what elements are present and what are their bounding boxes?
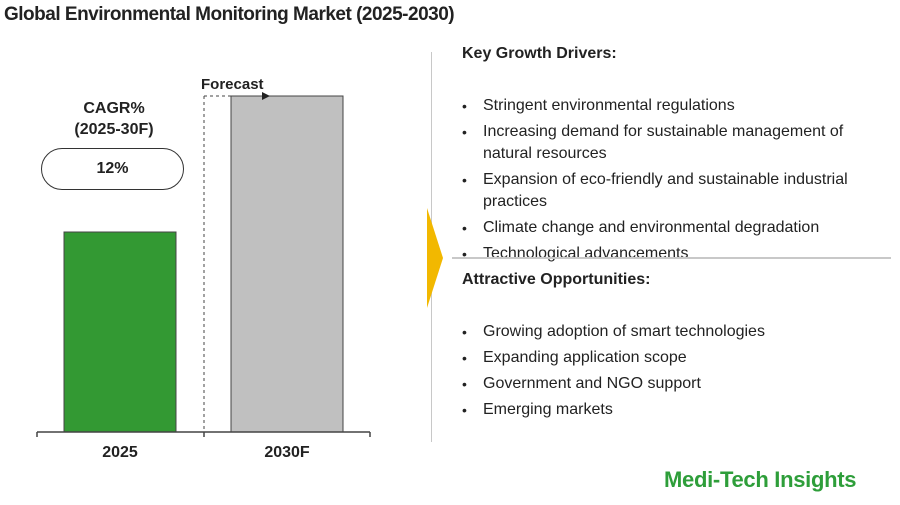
opportunity-item: Government and NGO support bbox=[462, 373, 892, 395]
cagr-label: CAGR% (2025-30F) bbox=[55, 98, 173, 140]
market-bar-chart: 2025 2030F bbox=[36, 92, 371, 461]
opportunity-item: Growing adoption of smart technologies bbox=[462, 321, 892, 343]
cagr-label-line2: (2025-30F) bbox=[74, 121, 154, 138]
cagr-value-pill: 12% bbox=[41, 148, 184, 190]
driver-item: Increasing demand for sustainable manage… bbox=[462, 121, 892, 165]
driver-item: Expansion of eco-friendly and sustainabl… bbox=[462, 169, 892, 213]
opportunities-list: Growing adoption of smart technologies Ex… bbox=[462, 321, 892, 425]
page-title: Global Environmental Monitoring Market (… bbox=[4, 4, 455, 25]
chevron-right-icon bbox=[427, 208, 443, 308]
horizontal-divider bbox=[452, 257, 891, 259]
drivers-list: Stringent environmental regulations Incre… bbox=[462, 95, 892, 269]
forecast-label: Forecast bbox=[201, 76, 264, 93]
x-tick-label: 2030F bbox=[264, 444, 310, 461]
driver-item: Technological advancements bbox=[462, 243, 892, 265]
drivers-title: Key Growth Drivers: bbox=[462, 45, 617, 62]
bar-2030F bbox=[230, 95, 344, 433]
cagr-label-line1: CAGR% bbox=[83, 100, 145, 117]
opportunity-item: Emerging markets bbox=[462, 399, 892, 421]
arrow-right-icon bbox=[262, 92, 270, 100]
driver-item: Stringent environmental regulations bbox=[462, 95, 892, 117]
driver-item: Climate change and environmental degrada… bbox=[462, 217, 892, 239]
bar-2025 bbox=[63, 231, 177, 433]
opportunities-title: Attractive Opportunities: bbox=[462, 271, 651, 288]
x-tick-label: 2025 bbox=[102, 444, 138, 461]
cagr-value: 12% bbox=[96, 160, 129, 177]
opportunity-item: Expanding application scope bbox=[462, 347, 892, 369]
brand-logo: Medi-Tech Insights bbox=[664, 467, 857, 492]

+---+

→ **Written instruction**: Copy out every one of the rows above word for word, leaving out the picture.

→ **Result**:
what elements are present and what are their bounding boxes?
opportunity-item: Government and NGO support bbox=[462, 373, 892, 395]
cagr-label: CAGR% (2025-30F) bbox=[55, 98, 173, 140]
market-bar-chart: 2025 2030F bbox=[36, 92, 371, 461]
opportunity-item: Growing adoption of smart technologies bbox=[462, 321, 892, 343]
cagr-label-line2: (2025-30F) bbox=[74, 121, 154, 138]
cagr-value-pill: 12% bbox=[41, 148, 184, 190]
driver-item: Increasing demand for sustainable manage… bbox=[462, 121, 892, 165]
driver-item: Expansion of eco-friendly and sustainabl… bbox=[462, 169, 892, 213]
opportunities-list: Growing adoption of smart technologies Ex… bbox=[462, 321, 892, 425]
page-title: Global Environmental Monitoring Market (… bbox=[4, 4, 455, 25]
chevron-right-icon bbox=[427, 208, 443, 308]
horizontal-divider bbox=[452, 257, 891, 259]
drivers-list: Stringent environmental regulations Incre… bbox=[462, 95, 892, 269]
forecast-label: Forecast bbox=[201, 76, 264, 93]
x-tick-label: 2030F bbox=[264, 444, 310, 461]
driver-item: Technological advancements bbox=[462, 243, 892, 265]
drivers-title: Key Growth Drivers: bbox=[462, 45, 617, 62]
bar-2030F bbox=[230, 95, 344, 433]
cagr-label-line1: CAGR% bbox=[83, 100, 145, 117]
opportunity-item: Emerging markets bbox=[462, 399, 892, 421]
arrow-right-icon bbox=[262, 92, 270, 100]
driver-item: Stringent environmental regulations bbox=[462, 95, 892, 117]
driver-item: Climate change and environmental degrada… bbox=[462, 217, 892, 239]
bar-2025 bbox=[63, 231, 177, 433]
opportunities-title: Attractive Opportunities: bbox=[462, 271, 651, 288]
x-tick-label: 2025 bbox=[102, 444, 138, 461]
cagr-value: 12% bbox=[96, 160, 129, 177]
opportunity-item: Expanding application scope bbox=[462, 347, 892, 369]
brand-logo: Medi-Tech Insights bbox=[664, 467, 857, 492]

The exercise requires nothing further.